━━━ Excerpted text

These mechanisms allow applications to detect when file descriptors are ready for actions like reading or writing.
While epoll
is particularly efficient at waiting for I/O events on multiple file descriptors,
the focus at this level is on monitoring and detecting these events, rather than handling the higher-level business logic.
The Reactor pattern addresses this by shifting the focus from low-level I/O management to higher-level event management.
It is an event-driven design pattern that organizes and abstracts the handling of events triggered by an event demultiplexer like epoll
, select
, or poll
.

━━━━━━
━━━ Data provided

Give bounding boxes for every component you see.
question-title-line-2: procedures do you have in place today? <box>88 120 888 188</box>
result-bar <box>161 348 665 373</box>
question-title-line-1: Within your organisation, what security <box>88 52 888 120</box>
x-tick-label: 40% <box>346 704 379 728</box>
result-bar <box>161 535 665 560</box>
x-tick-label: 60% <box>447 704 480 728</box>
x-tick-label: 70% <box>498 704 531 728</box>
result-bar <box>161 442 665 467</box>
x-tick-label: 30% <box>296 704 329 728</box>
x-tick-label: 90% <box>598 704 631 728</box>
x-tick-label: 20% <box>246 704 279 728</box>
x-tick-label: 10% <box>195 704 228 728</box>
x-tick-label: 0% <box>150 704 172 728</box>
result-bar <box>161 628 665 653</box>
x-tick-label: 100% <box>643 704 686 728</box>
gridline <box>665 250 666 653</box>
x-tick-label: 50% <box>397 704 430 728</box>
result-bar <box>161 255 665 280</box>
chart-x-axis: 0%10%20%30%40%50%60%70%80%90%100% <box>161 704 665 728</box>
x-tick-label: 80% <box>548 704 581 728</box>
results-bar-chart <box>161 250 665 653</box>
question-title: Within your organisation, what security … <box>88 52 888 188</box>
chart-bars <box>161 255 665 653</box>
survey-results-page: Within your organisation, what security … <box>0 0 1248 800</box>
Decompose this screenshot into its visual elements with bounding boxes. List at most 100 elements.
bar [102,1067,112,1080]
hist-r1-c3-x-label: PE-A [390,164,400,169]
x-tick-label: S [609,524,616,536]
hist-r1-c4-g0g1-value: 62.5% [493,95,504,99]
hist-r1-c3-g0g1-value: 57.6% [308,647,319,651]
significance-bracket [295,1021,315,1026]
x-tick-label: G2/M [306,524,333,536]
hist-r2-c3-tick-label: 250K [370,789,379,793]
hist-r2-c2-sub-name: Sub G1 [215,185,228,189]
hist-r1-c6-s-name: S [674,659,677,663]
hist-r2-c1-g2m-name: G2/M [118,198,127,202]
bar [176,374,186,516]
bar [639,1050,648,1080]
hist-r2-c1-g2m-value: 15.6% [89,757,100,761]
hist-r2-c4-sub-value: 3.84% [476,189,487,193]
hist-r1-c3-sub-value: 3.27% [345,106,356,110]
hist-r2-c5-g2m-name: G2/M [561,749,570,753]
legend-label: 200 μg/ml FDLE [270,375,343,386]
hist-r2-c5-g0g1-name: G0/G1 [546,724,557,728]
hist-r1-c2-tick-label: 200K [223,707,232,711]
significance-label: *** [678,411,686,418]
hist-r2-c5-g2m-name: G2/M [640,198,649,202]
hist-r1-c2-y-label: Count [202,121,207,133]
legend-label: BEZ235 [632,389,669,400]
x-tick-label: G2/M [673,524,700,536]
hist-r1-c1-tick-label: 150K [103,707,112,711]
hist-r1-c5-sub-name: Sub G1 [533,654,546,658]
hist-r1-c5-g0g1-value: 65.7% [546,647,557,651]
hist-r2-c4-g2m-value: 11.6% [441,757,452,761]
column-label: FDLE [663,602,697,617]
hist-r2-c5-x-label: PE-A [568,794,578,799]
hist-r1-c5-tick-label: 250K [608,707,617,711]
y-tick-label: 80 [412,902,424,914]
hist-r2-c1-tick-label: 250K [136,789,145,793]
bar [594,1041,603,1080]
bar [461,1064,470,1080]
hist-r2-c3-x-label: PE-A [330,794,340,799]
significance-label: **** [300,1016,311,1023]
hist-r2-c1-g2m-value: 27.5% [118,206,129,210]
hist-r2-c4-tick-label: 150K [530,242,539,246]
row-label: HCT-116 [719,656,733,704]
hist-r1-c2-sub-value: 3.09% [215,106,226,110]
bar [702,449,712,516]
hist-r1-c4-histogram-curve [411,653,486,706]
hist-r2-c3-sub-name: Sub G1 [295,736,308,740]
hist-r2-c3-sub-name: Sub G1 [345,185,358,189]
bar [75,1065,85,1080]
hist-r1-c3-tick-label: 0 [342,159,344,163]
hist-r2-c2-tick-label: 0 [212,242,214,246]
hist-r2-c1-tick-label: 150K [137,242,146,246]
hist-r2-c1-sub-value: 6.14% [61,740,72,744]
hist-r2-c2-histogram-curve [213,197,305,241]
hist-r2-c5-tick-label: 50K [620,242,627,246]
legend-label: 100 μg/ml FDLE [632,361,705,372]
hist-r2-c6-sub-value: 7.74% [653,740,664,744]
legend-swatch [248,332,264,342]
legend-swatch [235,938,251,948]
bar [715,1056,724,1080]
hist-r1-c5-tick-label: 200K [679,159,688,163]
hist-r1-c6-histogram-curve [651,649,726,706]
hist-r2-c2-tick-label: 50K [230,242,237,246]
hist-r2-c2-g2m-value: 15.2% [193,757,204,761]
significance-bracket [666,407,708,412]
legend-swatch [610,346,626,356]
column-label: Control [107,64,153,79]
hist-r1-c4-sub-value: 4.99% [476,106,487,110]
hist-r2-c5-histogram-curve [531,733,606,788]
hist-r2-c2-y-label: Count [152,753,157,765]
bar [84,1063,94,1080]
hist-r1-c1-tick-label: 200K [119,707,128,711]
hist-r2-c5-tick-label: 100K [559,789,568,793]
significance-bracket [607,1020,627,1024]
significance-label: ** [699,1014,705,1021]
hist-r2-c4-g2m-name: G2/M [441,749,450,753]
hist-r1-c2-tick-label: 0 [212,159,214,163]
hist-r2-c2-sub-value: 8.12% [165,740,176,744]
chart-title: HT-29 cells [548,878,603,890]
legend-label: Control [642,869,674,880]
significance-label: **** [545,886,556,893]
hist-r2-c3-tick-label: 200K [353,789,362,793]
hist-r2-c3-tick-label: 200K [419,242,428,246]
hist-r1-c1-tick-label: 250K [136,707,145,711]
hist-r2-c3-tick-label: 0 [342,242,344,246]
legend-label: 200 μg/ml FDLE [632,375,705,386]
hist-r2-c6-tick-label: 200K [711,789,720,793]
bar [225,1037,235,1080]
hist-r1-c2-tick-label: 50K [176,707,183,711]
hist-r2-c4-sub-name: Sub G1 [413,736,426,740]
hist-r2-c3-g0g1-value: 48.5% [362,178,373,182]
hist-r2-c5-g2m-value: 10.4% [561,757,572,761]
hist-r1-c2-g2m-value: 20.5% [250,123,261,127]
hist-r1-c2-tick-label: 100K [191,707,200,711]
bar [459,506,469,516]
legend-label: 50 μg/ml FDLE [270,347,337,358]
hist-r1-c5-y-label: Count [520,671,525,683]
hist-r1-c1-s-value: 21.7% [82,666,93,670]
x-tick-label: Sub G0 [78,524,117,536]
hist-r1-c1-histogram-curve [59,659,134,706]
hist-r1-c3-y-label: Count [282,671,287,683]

━━━━━━

### Exercise instructions
1. Repeat, word for word, the part of the Reactor pattern excerpt that opens with the words containing "These mechanisms allow" and closes with "higher-level business logic.".
2. Answer these questions using the Reactor pattern excerpt.
(a) According to the excerpt, what is epoll particularly efficient at?
(b) What kind of design pattern does the excerpt call the Reactor pattern?
(c) Which event demultiplexers does the excerpt name?
3. Resume the Reactor pattern excerpt after its last sentence and carry it forward.
None of this work involves the rows.

### Task-by-task outputs
1.
These mechanisms allow applications to detect when file descriptors are ready for actions like reading or writing.
While epoll
is particularly efficient at waiting for I/O events on multiple file descriptors,
the focus at this level is on monitoring and detecting these events, rather than handling the higher-level business logic.

2.
(a) Waiting for I/O events on multiple file descriptors.
(b) An event-driven design pattern.
(c) epoll, select, and poll.

3.
When events occur, the Reactor maps them to specific event handlers, where the actual business logic for processing those events is defined.
This separation allows for scalable, efficient, and more maintainable systems that can handle asynchronous events without complicating the core application logic.